=== The problem ===
Scan the lines below for "JSON"; report the number of lines that contain it, and only that.

(Figure record listings)
______________________________

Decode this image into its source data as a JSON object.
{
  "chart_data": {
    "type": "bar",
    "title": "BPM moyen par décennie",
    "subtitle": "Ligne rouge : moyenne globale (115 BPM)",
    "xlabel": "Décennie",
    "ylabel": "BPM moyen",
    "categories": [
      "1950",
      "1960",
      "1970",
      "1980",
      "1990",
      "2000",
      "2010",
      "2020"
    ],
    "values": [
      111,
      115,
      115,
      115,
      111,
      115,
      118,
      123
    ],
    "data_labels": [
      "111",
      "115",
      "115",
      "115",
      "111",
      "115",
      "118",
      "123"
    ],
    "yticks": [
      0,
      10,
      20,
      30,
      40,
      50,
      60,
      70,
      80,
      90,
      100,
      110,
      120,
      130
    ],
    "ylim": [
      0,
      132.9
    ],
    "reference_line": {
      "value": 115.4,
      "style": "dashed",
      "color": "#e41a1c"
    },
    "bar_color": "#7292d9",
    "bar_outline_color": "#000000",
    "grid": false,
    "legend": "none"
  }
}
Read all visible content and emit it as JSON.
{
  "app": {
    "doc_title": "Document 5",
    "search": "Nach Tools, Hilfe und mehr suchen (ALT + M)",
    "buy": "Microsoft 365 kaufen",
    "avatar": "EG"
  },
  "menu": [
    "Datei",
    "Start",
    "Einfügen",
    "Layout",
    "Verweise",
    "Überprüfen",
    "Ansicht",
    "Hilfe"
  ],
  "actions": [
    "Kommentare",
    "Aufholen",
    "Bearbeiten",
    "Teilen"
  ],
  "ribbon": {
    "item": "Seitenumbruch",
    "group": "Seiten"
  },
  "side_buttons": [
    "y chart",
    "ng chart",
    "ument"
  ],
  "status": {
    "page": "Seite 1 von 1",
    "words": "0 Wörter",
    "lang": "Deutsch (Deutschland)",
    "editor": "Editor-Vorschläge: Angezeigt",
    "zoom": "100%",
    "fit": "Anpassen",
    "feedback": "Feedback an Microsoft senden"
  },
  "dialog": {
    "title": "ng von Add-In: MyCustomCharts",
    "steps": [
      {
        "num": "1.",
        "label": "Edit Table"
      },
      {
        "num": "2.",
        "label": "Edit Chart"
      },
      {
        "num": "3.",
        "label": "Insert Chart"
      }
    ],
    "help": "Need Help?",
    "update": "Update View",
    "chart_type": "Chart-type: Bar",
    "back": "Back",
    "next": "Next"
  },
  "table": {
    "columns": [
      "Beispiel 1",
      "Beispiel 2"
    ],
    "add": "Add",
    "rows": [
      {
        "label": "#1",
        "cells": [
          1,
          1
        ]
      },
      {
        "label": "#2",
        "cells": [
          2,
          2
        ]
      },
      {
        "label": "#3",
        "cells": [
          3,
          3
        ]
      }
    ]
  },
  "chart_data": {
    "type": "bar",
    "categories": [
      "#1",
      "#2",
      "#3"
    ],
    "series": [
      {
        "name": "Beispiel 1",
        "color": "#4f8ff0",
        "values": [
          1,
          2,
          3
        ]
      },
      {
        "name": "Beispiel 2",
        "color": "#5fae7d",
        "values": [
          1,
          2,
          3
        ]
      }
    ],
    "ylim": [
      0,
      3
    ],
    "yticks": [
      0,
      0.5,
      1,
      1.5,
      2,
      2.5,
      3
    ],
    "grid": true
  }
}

______________________________

=== Solution for this exercise ===
2